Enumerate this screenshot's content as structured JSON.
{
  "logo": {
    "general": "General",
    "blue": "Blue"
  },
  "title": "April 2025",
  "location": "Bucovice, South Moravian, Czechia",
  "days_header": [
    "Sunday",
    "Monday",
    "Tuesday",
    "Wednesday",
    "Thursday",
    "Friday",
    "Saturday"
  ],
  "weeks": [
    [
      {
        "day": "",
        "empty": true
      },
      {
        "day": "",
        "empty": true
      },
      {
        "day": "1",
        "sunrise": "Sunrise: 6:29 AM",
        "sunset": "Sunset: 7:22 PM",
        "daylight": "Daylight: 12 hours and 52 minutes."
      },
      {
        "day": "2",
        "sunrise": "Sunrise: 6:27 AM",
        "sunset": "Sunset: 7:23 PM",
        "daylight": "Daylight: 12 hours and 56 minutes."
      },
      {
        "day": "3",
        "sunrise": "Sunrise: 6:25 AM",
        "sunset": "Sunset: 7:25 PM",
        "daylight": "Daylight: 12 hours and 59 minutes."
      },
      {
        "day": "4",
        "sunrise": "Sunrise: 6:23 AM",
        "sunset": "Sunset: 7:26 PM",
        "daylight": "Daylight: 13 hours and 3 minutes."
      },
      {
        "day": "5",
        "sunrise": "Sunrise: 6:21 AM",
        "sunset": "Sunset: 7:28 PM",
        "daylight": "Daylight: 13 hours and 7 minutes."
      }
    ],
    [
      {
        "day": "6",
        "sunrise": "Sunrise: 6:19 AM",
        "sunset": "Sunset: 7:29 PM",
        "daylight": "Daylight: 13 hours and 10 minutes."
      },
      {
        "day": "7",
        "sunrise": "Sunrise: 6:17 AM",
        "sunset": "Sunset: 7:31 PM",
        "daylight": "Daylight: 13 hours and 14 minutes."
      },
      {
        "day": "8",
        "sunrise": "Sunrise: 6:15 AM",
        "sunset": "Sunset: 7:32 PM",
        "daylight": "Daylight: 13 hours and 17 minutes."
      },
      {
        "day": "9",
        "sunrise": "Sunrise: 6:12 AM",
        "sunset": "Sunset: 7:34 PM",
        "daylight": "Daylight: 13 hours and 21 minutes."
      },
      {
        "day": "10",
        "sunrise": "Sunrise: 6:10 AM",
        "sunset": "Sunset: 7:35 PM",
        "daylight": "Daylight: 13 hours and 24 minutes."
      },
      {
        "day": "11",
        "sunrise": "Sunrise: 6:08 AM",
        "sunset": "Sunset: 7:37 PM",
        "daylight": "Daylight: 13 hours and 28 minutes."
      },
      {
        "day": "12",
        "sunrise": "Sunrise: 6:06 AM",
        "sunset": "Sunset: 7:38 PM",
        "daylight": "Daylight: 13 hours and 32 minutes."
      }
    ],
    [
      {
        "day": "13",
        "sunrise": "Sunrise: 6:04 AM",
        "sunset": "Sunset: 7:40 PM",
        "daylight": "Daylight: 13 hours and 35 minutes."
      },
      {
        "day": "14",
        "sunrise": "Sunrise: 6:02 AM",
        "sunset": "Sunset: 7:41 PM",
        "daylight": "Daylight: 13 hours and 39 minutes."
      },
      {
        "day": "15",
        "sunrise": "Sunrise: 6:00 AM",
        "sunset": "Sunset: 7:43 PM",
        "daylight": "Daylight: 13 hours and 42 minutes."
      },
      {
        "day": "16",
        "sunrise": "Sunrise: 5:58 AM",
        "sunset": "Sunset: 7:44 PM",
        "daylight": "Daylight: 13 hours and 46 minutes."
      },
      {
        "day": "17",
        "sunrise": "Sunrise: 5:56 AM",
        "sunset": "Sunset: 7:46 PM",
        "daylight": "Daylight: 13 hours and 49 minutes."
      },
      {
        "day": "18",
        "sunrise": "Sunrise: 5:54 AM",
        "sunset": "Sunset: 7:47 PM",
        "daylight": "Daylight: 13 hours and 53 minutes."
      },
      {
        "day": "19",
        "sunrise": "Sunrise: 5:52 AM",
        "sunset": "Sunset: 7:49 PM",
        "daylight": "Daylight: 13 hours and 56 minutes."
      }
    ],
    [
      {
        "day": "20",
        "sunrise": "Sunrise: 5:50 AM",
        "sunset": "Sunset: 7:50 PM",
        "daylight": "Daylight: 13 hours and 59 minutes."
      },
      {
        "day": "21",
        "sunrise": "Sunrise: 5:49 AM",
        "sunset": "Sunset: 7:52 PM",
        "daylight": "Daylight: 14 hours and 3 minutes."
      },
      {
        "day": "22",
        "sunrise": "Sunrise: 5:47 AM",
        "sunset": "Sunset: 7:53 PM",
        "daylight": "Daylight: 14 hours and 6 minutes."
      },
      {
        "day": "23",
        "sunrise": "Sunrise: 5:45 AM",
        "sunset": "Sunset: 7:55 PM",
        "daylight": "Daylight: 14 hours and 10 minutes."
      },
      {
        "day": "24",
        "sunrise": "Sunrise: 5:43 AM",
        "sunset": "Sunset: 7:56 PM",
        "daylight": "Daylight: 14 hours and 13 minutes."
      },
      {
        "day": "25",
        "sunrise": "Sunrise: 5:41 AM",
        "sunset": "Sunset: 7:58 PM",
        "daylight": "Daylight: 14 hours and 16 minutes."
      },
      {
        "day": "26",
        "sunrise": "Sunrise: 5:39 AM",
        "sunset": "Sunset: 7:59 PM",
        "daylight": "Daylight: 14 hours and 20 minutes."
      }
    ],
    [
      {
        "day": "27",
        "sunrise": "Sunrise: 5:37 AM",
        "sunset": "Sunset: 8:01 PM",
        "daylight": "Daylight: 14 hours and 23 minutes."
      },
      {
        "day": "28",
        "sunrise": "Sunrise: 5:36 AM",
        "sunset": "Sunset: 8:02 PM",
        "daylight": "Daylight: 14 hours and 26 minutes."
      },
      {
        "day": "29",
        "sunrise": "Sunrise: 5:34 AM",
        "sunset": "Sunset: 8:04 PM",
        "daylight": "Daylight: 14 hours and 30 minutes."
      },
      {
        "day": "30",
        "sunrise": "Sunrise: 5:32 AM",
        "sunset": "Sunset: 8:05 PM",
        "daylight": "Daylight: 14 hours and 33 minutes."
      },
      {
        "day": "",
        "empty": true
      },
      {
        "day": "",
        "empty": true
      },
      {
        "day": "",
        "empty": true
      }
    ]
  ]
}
···
▸ **Task brief**:
Extract every entry in the listing word for word.

▸ **Written answer**:
Enumerate this screenshot's content as structured JSON.
{
  "logo": {
    "general": "General",
    "blue": "Blue"
  },
  "title": "April 2025",
  "location": "Bucovice, South Moravian, Czechia",
  "days_header": [
    "Sunday",
    "Monday",
    "Tuesday",
    "Wednesday",
    "Thursday",
    "Friday",
    "Saturday"
  ],
  "weeks": [
    [
      {
        "day": "",
        "empty": true
      },
      {
        "day": "",
        "empty": true
      },
      {
        "day": "1",
        "sunrise": "Sunrise: 6:29 AM",
        "sunset": "Sunset: 7:22 PM",
        "daylight": "Daylight: 12 hours and 52 minutes."
      },
      {
        "day": "2",
        "sunrise": "Sunrise: 6:27 AM",
        "sunset": "Sunset: 7:23 PM",
        "daylight": "Daylight: 12 hours and 56 minutes."
      },
      {
        "day": "3",
        "sunrise": "Sunrise: 6:25 AM",
        "sunset": "Sunset: 7:25 PM",
        "daylight": "Daylight: 12 hours and 59 minutes."
      },
      {
        "day": "4",
        "sunrise": "Sunrise: 6:23 AM",
        "sunset": "Sunset: 7:26 PM",
        "daylight": "Daylight: 13 hours and 3 minutes."
      },
      {
        "day": "5",
        "sunrise": "Sunrise: 6:21 AM",
        "sunset": "Sunset: 7:28 PM",
        "daylight": "Daylight: 13 hours and 7 minutes."
      }
    ],
    [
      {
        "day": "6",
        "sunrise": "Sunrise: 6:19 AM",
        "sunset": "Sunset: 7:29 PM",
        "daylight": "Daylight: 13 hours and 10 minutes."
      },
      {
        "day": "7",
        "sunrise": "Sunrise: 6:17 AM",
        "sunset": "Sunset: 7:31 PM",
        "daylight": "Daylight: 13 hours and 14 minutes."
      },
      {
        "day": "8",
        "sunrise": "Sunrise: 6:15 AM",
        "sunset": "Sunset: 7:32 PM",
        "daylight": "Daylight: 13 hours and 17 minutes."
      },
      {
        "day": "9",
        "sunrise": "Sunrise: 6:12 AM",
        "sunset": "Sunset: 7:34 PM",
        "daylight": "Daylight: 13 hours and 21 minutes."
      },
      {
        "day": "10",
        "sunrise": "Sunrise: 6:10 AM",
        "sunset": "Sunset: 7:35 PM",
        "daylight": "Daylight: 13 hours and 24 minutes."
      },
      {
        "day": "11",
        "sunrise": "Sunrise: 6:08 AM",
        "sunset": "Sunset: 7:37 PM",
        "daylight": "Daylight: 13 hours and 28 minutes."
      },
      {
        "day": "12",
        "sunrise": "Sunrise: 6:06 AM",
        "sunset": "Sunset: 7:38 PM",
        "daylight": "Daylight: 13 hours and 32 minutes."
      }
    ],
    [
      {
        "day": "13",
        "sunrise": "Sunrise: 6:04 AM",
        "sunset": "Sunset: 7:40 PM",
        "daylight": "Daylight: 13 hours and 35 minutes."
      },
      {
        "day": "14",
        "sunrise": "Sunrise: 6:02 AM",
        "sunset": "Sunset: 7:41 PM",
        "daylight": "Daylight: 13 hours and 39 minutes."
      },
      {
        "day": "15",
        "sunrise": "Sunrise: 6:00 AM",
        "sunset": "Sunset: 7:43 PM",
        "daylight": "Daylight: 13 hours and 42 minutes."
      },
      {
        "day": "16",
        "sunrise": "Sunrise: 5:58 AM",
        "sunset": "Sunset: 7:44 PM",
        "daylight": "Daylight: 13 hours and 46 minutes."
      },
      {
        "day": "17",
        "sunrise": "Sunrise: 5:56 AM",
        "sunset": "Sunset: 7:46 PM",
        "daylight": "Daylight: 13 hours and 49 minutes."
      },
      {
        "day": "18",
        "sunrise": "Sunrise: 5:54 AM",
        "sunset": "Sunset: 7:47 PM",
        "daylight": "Daylight: 13 hours and 53 minutes."
      },
      {
        "day": "19",
        "sunrise": "Sunrise: 5:52 AM",
        "sunset": "Sunset: 7:49 PM",
        "daylight": "Daylight: 13 hours and 56 minutes."
      }
    ],
    [
      {
        "day": "20",
        "sunrise": "Sunrise: 5:50 AM",
        "sunset": "Sunset: 7:50 PM",
        "daylight": "Daylight: 13 hours and 59 minutes."
      },
      {
        "day": "21",
        "sunrise": "Sunrise: 5:49 AM",
        "sunset": "Sunset: 7:52 PM",
        "daylight": "Daylight: 14 hours and 3 minutes."
      },
      {
        "day": "22",
        "sunrise": "Sunrise: 5:47 AM",
        "sunset": "Sunset: 7:53 PM",
        "daylight": "Daylight: 14 hours and 6 minutes."
      },
      {
        "day": "23",
        "sunrise": "Sunrise: 5:45 AM",
        "sunset": "Sunset: 7:55 PM",
        "daylight": "Daylight: 14 hours and 10 minutes."
      },
      {
        "day": "24",
        "sunrise": "Sunrise: 5:43 AM",
        "sunset": "Sunset: 7:56 PM",
        "daylight": "Daylight: 14 hours and 13 minutes."
      },
      {
        "day": "25",
        "sunrise": "Sunrise: 5:41 AM",
        "sunset": "Sunset: 7:58 PM",
        "daylight": "Daylight: 14 hours and 16 minutes."
      },
      {
        "day": "26",
        "sunrise": "Sunrise: 5:39 AM",
        "sunset": "Sunset: 7:59 PM",
        "daylight": "Daylight: 14 hours and 20 minutes."
      }
    ],
    [
      {
        "day": "27",
        "sunrise": "Sunrise: 5:37 AM",
        "sunset": "Sunset: 8:01 PM",
        "daylight": "Daylight: 14 hours and 23 minutes."
      },
      {
        "day": "28",
        "sunrise": "Sunrise: 5:36 AM",
        "sunset": "Sunset: 8:02 PM",
        "daylight": "Daylight: 14 hours and 26 minutes."
      },
      {
        "day": "29",
        "sunrise": "Sunrise: 5:34 AM",
        "sunset": "Sunset: 8:04 PM",
        "daylight": "Daylight: 14 hours and 30 minutes."
      },
      {
        "day": "30",
        "sunrise": "Sunrise: 5:32 AM",
        "sunset": "Sunset: 8:05 PM",
        "daylight": "Daylight: 14 hours and 33 minutes."
      },
      {
        "day": "",
        "empty": true
      },
      {
        "day": "",
        "empty": true
      },
      {
        "day": "",
        "empty": true
      }
    ]
  ]
}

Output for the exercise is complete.